_Work instructions_.
Scan the following material for the string "structured" and copy each line in which it appears.
─── Provided records ───
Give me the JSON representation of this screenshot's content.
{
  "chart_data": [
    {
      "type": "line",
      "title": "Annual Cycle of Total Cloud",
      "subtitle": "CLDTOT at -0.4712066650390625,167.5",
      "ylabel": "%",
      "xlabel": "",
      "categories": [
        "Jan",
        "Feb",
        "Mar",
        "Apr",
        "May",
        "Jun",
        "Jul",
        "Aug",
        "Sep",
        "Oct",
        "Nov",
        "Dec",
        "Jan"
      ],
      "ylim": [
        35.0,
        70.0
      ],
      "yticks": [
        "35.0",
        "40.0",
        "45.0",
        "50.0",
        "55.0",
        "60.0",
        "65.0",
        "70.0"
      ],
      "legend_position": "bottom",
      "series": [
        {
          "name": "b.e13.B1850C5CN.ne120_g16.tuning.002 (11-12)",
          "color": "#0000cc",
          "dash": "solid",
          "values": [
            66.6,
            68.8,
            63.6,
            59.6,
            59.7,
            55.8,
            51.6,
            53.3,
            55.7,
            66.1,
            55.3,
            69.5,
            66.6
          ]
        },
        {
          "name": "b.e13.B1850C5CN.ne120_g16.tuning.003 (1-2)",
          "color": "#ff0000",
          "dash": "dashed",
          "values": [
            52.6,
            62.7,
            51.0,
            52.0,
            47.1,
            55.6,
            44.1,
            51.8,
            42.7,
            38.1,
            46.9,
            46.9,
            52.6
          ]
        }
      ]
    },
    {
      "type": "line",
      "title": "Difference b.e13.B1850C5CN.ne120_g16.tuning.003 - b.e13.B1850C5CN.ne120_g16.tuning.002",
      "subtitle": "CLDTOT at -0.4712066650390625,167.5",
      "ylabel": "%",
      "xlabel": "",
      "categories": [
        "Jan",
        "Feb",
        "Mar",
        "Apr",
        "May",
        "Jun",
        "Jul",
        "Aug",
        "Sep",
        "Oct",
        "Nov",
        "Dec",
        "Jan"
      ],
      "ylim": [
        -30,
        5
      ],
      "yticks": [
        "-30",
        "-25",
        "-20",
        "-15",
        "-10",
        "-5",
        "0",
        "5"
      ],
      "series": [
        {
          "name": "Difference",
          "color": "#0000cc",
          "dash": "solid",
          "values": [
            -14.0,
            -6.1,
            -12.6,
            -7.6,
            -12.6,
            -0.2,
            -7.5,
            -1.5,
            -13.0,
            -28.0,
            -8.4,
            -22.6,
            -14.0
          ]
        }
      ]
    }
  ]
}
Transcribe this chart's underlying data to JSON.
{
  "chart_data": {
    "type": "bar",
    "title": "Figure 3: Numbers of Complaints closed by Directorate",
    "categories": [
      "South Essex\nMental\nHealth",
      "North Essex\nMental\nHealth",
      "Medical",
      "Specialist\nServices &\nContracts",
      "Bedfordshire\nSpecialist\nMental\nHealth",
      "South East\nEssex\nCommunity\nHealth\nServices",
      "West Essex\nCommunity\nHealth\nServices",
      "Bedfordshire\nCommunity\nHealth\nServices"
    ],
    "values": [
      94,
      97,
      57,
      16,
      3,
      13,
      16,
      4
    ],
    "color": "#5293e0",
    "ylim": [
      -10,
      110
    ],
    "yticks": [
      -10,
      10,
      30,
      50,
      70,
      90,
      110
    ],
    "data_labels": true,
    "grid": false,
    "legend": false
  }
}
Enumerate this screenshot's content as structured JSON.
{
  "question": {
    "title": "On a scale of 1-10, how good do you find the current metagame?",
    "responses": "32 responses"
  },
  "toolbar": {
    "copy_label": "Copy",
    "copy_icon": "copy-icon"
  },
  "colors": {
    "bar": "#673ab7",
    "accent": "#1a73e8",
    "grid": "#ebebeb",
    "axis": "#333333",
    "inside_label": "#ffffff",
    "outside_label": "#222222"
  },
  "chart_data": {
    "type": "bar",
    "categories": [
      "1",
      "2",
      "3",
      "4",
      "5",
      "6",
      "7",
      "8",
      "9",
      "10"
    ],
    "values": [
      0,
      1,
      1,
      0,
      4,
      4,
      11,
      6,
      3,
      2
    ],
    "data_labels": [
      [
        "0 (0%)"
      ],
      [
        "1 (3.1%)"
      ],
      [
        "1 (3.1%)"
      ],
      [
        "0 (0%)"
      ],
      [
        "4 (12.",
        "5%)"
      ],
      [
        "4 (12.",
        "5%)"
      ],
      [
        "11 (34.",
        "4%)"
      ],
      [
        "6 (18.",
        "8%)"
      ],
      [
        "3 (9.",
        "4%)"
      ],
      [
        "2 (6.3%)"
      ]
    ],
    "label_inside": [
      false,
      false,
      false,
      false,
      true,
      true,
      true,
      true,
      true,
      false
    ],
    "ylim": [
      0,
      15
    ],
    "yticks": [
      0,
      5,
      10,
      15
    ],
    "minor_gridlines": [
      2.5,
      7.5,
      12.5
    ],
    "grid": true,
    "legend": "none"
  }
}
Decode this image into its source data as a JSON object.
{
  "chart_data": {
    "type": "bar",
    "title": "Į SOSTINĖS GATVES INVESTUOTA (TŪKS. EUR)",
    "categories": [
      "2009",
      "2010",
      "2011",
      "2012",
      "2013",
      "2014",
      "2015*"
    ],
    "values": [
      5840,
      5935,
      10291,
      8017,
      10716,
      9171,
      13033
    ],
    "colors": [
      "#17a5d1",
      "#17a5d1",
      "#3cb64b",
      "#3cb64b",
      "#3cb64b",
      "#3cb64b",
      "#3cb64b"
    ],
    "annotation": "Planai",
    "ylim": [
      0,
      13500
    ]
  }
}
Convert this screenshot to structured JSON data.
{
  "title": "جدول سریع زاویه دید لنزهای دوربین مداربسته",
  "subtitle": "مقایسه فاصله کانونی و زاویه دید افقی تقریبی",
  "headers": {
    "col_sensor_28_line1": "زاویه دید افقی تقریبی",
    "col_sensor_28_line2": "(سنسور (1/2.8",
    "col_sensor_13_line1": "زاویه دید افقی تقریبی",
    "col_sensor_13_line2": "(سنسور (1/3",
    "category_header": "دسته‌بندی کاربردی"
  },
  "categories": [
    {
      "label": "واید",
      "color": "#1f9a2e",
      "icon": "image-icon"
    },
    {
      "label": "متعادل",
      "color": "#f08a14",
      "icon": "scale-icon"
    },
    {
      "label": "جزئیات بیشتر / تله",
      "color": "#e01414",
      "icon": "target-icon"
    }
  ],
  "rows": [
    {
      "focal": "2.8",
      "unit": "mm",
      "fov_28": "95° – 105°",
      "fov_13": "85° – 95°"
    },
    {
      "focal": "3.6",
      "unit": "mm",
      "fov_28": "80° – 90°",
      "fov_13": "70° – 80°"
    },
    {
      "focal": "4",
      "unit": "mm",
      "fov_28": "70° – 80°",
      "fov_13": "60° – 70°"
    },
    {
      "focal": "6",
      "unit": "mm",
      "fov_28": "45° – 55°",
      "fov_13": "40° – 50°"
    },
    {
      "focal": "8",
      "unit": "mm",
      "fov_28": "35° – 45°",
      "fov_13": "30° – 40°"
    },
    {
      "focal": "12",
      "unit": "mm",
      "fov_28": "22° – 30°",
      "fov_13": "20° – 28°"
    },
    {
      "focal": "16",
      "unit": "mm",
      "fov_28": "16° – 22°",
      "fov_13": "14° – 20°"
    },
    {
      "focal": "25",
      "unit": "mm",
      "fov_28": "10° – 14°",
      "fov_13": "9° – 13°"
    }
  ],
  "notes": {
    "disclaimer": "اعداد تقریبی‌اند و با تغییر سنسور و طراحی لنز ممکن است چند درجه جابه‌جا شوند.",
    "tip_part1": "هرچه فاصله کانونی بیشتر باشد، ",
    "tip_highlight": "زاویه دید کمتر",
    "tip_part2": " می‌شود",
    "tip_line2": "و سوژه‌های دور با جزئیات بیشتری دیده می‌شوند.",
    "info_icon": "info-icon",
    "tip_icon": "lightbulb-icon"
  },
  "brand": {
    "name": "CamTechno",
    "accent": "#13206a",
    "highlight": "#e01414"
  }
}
───
_Complete answer_.
Enumerate this screenshot's content as structured JSON.
Convert this screenshot to structured JSON data.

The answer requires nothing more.